* [Supplied data]
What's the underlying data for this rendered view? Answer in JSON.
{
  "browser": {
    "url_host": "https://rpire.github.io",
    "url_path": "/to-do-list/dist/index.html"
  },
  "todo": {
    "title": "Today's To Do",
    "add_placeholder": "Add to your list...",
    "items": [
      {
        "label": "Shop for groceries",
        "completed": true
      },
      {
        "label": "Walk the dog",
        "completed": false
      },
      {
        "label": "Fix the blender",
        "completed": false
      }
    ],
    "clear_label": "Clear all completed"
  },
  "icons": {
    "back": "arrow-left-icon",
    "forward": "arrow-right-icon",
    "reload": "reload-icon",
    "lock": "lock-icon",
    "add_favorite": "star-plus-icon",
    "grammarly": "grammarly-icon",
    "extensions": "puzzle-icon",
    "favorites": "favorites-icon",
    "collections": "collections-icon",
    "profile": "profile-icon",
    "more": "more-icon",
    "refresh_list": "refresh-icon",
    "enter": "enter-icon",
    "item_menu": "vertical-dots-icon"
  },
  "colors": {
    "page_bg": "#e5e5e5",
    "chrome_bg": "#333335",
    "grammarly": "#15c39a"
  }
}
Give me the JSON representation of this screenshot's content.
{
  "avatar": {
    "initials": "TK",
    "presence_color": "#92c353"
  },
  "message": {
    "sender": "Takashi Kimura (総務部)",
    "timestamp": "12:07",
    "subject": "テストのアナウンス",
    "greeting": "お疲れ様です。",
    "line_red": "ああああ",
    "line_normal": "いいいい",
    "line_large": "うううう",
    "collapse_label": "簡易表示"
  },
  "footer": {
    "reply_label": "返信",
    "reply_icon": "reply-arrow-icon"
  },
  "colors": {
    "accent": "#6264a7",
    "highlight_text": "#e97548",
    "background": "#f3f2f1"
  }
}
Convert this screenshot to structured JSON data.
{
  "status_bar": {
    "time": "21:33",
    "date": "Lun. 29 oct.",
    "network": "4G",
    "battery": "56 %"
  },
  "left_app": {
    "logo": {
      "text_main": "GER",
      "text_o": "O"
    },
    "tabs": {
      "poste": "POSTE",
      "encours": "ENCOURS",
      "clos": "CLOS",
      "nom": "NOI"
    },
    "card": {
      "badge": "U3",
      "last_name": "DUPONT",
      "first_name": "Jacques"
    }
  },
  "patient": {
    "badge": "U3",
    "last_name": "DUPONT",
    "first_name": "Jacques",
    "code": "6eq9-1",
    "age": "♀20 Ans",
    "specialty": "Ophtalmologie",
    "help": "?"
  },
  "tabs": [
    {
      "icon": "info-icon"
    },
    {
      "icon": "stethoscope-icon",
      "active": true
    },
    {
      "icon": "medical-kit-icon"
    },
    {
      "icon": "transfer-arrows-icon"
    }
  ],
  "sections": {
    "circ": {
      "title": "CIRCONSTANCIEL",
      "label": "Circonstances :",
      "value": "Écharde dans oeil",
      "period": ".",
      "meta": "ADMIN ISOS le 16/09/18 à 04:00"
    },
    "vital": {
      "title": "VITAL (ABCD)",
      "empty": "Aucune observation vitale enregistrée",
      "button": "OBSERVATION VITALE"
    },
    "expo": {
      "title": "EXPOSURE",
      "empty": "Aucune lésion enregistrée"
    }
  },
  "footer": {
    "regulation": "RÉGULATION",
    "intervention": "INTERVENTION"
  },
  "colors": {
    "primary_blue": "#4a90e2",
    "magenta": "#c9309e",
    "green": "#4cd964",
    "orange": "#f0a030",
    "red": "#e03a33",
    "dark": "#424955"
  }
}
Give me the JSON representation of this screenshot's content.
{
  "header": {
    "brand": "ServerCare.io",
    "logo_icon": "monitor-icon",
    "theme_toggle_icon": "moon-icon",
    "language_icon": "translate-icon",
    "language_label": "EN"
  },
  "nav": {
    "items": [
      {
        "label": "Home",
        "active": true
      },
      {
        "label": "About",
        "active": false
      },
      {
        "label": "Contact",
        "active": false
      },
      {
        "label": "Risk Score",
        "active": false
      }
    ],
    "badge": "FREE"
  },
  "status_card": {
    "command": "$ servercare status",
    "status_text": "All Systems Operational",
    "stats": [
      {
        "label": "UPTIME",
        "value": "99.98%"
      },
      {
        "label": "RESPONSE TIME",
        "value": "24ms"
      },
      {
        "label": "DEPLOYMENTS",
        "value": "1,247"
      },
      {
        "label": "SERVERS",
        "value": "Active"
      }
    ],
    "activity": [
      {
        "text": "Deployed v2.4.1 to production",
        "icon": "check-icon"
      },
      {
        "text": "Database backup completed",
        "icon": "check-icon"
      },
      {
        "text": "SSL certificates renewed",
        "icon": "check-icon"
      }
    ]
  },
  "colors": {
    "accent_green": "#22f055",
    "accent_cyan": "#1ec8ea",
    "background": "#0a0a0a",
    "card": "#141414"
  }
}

* [Your goal] Your task is to pick out every line with the string "background" and copy it.

* [Reply to the task]
    "background": "#f3f2f1"
    "background": "#0a0a0a",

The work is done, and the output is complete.